TASK PROMPT → Output all lines exactly.

MATERIAL FOR THIS TASK →
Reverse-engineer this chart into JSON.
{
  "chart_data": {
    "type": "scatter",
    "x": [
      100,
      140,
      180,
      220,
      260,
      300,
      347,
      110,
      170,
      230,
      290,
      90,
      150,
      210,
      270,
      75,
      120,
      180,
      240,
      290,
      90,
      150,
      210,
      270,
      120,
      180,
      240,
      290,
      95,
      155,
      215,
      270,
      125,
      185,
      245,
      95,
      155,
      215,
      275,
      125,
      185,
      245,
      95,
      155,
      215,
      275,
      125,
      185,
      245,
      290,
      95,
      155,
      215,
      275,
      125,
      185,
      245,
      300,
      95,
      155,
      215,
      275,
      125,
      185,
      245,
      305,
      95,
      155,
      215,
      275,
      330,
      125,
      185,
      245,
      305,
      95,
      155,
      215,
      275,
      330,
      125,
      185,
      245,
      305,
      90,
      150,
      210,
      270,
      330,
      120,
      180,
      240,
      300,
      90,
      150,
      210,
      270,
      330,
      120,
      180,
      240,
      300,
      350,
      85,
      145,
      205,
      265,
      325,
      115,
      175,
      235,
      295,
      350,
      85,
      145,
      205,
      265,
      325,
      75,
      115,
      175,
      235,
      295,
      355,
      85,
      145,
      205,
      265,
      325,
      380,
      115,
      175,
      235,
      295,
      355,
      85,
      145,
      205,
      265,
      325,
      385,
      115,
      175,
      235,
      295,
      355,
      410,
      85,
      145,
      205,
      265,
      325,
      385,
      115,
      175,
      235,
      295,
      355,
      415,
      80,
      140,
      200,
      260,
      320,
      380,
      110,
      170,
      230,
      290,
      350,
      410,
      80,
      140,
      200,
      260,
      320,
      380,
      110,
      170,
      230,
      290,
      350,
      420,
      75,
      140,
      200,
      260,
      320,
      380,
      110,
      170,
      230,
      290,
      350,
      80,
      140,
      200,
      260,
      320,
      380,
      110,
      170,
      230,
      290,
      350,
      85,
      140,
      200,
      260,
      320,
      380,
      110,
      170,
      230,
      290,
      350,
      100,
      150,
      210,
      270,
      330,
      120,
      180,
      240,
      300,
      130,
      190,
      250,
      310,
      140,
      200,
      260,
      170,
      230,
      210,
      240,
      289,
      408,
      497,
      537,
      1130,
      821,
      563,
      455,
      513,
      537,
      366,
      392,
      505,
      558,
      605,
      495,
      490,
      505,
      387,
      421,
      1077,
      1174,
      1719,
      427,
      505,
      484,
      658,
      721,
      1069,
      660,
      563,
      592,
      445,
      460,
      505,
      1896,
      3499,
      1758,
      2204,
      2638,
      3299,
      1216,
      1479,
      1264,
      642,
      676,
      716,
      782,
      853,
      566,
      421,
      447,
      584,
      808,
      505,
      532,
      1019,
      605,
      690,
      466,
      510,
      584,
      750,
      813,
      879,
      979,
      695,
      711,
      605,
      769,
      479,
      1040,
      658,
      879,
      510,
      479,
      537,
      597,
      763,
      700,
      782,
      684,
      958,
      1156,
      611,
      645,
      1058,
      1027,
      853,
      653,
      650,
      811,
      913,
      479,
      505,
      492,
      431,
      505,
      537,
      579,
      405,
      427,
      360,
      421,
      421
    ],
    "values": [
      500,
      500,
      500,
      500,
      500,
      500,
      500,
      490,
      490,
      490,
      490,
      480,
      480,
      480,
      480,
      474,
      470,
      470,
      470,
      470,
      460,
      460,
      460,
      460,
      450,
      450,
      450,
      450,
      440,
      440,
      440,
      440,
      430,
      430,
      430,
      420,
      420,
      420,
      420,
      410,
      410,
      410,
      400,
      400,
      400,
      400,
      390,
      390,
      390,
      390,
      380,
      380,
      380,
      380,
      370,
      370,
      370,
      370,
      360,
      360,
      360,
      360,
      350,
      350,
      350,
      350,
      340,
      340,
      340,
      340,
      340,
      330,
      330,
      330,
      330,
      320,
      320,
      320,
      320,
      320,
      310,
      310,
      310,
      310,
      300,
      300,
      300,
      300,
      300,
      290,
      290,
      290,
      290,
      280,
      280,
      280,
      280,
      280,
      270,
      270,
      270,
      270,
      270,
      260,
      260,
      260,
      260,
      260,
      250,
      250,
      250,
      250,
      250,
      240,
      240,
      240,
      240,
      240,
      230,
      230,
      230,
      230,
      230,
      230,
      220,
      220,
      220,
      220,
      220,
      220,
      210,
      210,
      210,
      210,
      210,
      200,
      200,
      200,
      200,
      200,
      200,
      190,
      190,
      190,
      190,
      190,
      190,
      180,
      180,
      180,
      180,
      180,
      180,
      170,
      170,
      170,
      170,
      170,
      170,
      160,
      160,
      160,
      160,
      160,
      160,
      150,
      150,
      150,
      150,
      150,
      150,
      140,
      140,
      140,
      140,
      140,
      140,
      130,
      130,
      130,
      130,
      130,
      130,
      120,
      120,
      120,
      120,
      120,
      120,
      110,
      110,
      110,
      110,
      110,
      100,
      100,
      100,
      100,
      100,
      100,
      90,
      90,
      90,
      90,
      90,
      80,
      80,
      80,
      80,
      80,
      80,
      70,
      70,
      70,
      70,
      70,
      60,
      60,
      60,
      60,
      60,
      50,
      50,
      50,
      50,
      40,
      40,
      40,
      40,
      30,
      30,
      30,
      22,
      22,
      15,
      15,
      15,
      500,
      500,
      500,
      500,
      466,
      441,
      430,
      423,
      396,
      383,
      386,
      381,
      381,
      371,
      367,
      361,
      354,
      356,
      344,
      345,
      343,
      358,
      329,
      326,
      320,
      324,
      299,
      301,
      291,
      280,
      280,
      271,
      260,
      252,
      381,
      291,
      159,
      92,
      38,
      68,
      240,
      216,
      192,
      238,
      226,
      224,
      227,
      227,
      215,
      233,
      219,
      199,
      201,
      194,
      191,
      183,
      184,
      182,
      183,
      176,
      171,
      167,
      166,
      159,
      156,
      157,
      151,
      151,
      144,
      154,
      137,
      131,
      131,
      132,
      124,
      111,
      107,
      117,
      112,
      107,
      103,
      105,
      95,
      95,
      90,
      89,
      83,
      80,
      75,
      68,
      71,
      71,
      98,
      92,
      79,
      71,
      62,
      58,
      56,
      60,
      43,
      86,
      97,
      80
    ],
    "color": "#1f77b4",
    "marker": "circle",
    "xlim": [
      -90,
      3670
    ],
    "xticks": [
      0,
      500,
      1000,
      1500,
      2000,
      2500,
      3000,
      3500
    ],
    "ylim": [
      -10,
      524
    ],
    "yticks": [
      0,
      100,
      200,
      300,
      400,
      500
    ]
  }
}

EXPECTED OUTPUT →
Reverse-engineer this chart into JSON.
{
  "chart_data": {
    "type": "scatter",
    "x": [
      100,
      140,
      180,
      220,
      260,
      300,
      347,
      110,
      170,
      230,
      290,
      90,
      150,
      210,
      270,
      75,
      120,
      180,
      240,
      290,
      90,
      150,
      210,
      270,
      120,
      180,
      240,
      290,
      95,
      155,
      215,
      270,
      125,
      185,
      245,
      95,
      155,
      215,
      275,
      125,
      185,
      245,
      95,
      155,
      215,
      275,
      125,
      185,
      245,
      290,
      95,
      155,
      215,
      275,
      125,
      185,
      245,
      300,
      95,
      155,
      215,
      275,
      125,
      185,
      245,
      305,
      95,
      155,
      215,
      275,
      330,
      125,
      185,
      245,
      305,
      95,
      155,
      215,
      275,
      330,
      125,
      185,
      245,
      305,
      90,
      150,
      210,
      270,
      330,
      120,
      180,
      240,
      300,
      90,
      150,
      210,
      270,
      330,
      120,
      180,
      240,
      300,
      350,
      85,
      145,
      205,
      265,
      325,
      115,
      175,
      235,
      295,
      350,
      85,
      145,
      205,
      265,
      325,
      75,
      115,
      175,
      235,
      295,
      355,
      85,
      145,
      205,
      265,
      325,
      380,
      115,
      175,
      235,
      295,
      355,
      85,
      145,
      205,
      265,
      325,
      385,
      115,
      175,
      235,
      295,
      355,
      410,
      85,
      145,
      205,
      265,
      325,
      385,
      115,
      175,
      235,
      295,
      355,
      415,
      80,
      140,
      200,
      260,
      320,
      380,
      110,
      170,
      230,
      290,
      350,
      410,
      80,
      140,
      200,
      260,
      320,
      380,
      110,
      170,
      230,
      290,
      350,
      420,
      75,
      140,
      200,
      260,
      320,
      380,
      110,
      170,
      230,
      290,
      350,
      80,
      140,
      200,
      260,
      320,
      380,
      110,
      170,
      230,
      290,
      350,
      85,
      140,
      200,
      260,
      320,
      380,
      110,
      170,
      230,
      290,
      350,
      100,
      150,
      210,
      270,
      330,
      120,
      180,
      240,
      300,
      130,
      190,
      250,
      310,
      140,
      200,
      260,
      170,
      230,
      210,
      240,
      289,
      408,
      497,
      537,
      1130,
      821,
      563,
      455,
      513,
      537,
      366,
      392,
      505,
      558,
      605,
      495,
      490,
      505,
      387,
      421,
      1077,
      1174,
      1719,
      427,
      505,
      484,
      658,
      721,
      1069,
      660,
      563,
      592,
      445,
      460,
      505,
      1896,
      3499,
      1758,
      2204,
      2638,
      3299,
      1216,
      1479,
      1264,
      642,
      676,
      716,
      782,
      853,
      566,
      421,
      447,
      584,
      808,
      505,
      532,
      1019,
      605,
      690,
      466,
      510,
      584,
      750,
      813,
      879,
      979,
      695,
      711,
      605,
      769,
      479,
      1040,
      658,
      879,
      510,
      479,
      537,
      597,
      763,
      700,
      782,
      684,
      958,
      1156,
      611,
      645,
      1058,
      1027,
      853,
      653,
      650,
      811,
      913,
      479,
      505,
      492,
      431,
      505,
      537,
      579,
      405,
      427,
      360,
      421,
      421
    ],
    "values": [
      500,
      500,
      500,
      500,
      500,
      500,
      500,
      490,
      490,
      490,
      490,
      480,
      480,
      480,
      480,
      474,
      470,
      470,
      470,
      470,
      460,
      460,
      460,
      460,
      450,
      450,
      450,
      450,
      440,
      440,
      440,
      440,
      430,
      430,
      430,
      420,
      420,
      420,
      420,
      410,
      410,
      410,
      400,
      400,
      400,
      400,
      390,
      390,
      390,
      390,
      380,
      380,
      380,
      380,
      370,
      370,
      370,
      370,
      360,
      360,
      360,
      360,
      350,
      350,
      350,
      350,
      340,
      340,
      340,
      340,
      340,
      330,
      330,
      330,
      330,
      320,
      320,
      320,
      320,
      320,
      310,
      310,
      310,
      310,
      300,
      300,
      300,
      300,
      300,
      290,
      290,
      290,
      290,
      280,
      280,
      280,
      280,
      280,
      270,
      270,
      270,
      270,
      270,
      260,
      260,
      260,
      260,
      260,
      250,
      250,
      250,
      250,
      250,
      240,
      240,
      240,
      240,
      240,
      230,
      230,
      230,
      230,
      230,
      230,
      220,
      220,
      220,
      220,
      220,
      220,
      210,
      210,
      210,
      210,
      210,
      200,
      200,
      200,
      200,
      200,
      200,
      190,
      190,
      190,
      190,
      190,
      190,
      180,
      180,
      180,
      180,
      180,
      180,
      170,
      170,
      170,
      170,
      170,
      170,
      160,
      160,
      160,
      160,
      160,
      160,
      150,
      150,
      150,
      150,
      150,
      150,
      140,
      140,
      140,
      140,
      140,
      140,
      130,
      130,
      130,
      130,
      130,
      130,
      120,
      120,
      120,
      120,
      120,
      120,
      110,
      110,
      110,
      110,
      110,
      100,
      100,
      100,
      100,
      100,
      100,
      90,
      90,
      90,
      90,
      90,
      80,
      80,
      80,
      80,
      80,
      80,
      70,
      70,
      70,
      70,
      70,
      60,
      60,
      60,
      60,
      60,
      50,
      50,
      50,
      50,
      40,
      40,
      40,
      40,
      30,
      30,
      30,
      22,
      22,
      15,
      15,
      15,
      500,
      500,
      500,
      500,
      466,
      441,
      430,
      423,
      396,
      383,
      386,
      381,
      381,
      371,
      367,
      361,
      354,
      356,
      344,
      345,
      343,
      358,
      329,
      326,
      320,
      324,
      299,
      301,
      291,
      280,
      280,
      271,
      260,
      252,
      381,
      291,
      159,
      92,
      38,
      68,
      240,
      216,
      192,
      238,
      226,
      224,
      227,
      227,
      215,
      233,
      219,
      199,
      201,
      194,
      191,
      183,
      184,
      182,
      183,
      176,
      171,
      167,
      166,
      159,
      156,
      157,
      151,
      151,
      144,
      154,
      137,
      131,
      131,
      132,
      124,
      111,
      107,
      117,
      112,
      107,
      103,
      105,
      95,
      95,
      90,
      89,
      83,
      80,
      75,
      68,
      71,
      71,
      98,
      92,
      79,
      71,
      62,
      58,
      56,
      60,
      43,
      86,
      97,
      80
    ],
    "color": "#1f77b4",
    "marker": "circle",
    "xlim": [
      -90,
      3670
    ],
    "xticks": [
      0,
      500,
      1000,
      1500,
      2000,
      2500,
      3000,
      3500
    ],
    "ylim": [
      -10,
      524
    ],
    "yticks": [
      0,
      100,
      200,
      300,
      400,
      500
    ]
  }
}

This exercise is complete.